# start of THE DATA

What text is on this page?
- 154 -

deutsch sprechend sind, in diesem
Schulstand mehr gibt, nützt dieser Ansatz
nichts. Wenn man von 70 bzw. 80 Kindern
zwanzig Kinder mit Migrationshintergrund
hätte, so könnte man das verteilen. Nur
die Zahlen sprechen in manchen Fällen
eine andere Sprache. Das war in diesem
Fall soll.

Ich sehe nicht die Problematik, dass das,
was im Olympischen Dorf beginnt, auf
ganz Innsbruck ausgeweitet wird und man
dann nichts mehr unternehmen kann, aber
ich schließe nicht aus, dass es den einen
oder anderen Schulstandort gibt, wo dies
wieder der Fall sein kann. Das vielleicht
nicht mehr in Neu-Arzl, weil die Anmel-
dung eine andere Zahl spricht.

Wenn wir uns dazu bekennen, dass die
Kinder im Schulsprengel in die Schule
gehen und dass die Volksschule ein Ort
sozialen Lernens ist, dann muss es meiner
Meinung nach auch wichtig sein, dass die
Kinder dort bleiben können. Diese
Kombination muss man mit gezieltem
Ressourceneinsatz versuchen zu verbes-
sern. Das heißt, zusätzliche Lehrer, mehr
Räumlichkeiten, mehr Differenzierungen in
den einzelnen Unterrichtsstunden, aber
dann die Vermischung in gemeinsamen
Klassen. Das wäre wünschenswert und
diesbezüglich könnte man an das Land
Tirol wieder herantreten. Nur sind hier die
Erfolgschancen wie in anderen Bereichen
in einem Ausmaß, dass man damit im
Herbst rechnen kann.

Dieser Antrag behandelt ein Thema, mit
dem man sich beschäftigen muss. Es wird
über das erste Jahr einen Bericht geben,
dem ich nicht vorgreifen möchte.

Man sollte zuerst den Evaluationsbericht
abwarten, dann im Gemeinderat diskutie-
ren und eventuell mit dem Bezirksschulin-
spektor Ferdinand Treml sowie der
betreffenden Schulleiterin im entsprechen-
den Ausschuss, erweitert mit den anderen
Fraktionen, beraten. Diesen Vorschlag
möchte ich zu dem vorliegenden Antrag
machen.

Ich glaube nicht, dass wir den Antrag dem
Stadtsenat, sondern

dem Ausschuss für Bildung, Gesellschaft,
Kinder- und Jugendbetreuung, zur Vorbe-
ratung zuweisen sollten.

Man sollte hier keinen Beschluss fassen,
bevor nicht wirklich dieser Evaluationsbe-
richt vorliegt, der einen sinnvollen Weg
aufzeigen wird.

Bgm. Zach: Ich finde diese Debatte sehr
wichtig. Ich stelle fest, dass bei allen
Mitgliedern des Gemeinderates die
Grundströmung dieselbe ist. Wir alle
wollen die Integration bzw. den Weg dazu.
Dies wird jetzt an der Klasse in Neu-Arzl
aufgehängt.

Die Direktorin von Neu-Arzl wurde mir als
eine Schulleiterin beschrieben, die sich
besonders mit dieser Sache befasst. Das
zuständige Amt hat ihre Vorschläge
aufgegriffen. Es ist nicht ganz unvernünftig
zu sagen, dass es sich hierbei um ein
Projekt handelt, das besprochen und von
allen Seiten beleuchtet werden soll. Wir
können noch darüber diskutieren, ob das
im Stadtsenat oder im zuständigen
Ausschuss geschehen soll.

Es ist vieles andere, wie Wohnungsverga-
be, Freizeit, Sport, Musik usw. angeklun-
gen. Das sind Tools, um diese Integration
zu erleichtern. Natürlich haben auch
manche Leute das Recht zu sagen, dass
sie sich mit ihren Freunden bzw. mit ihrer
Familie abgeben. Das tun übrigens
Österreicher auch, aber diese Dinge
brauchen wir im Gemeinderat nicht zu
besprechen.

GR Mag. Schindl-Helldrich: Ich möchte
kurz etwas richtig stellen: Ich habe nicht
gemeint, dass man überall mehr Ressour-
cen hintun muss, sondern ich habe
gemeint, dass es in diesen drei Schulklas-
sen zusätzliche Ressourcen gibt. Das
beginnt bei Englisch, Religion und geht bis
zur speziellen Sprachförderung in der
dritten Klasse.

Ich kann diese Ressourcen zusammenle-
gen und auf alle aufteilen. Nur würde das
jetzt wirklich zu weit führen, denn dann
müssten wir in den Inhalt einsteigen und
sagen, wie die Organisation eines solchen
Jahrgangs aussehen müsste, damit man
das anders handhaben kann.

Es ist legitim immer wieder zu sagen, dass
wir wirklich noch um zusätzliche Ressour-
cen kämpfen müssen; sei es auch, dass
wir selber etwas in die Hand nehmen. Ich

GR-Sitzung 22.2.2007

# end of THE DATA

● **YOUR INSTRUCTIONS**: Return each full line of the entries that contains the word "sondern".

● **RESULT OF THIS TASK**:
Stadtsenat, sondern
cen hintun muss, sondern ich habe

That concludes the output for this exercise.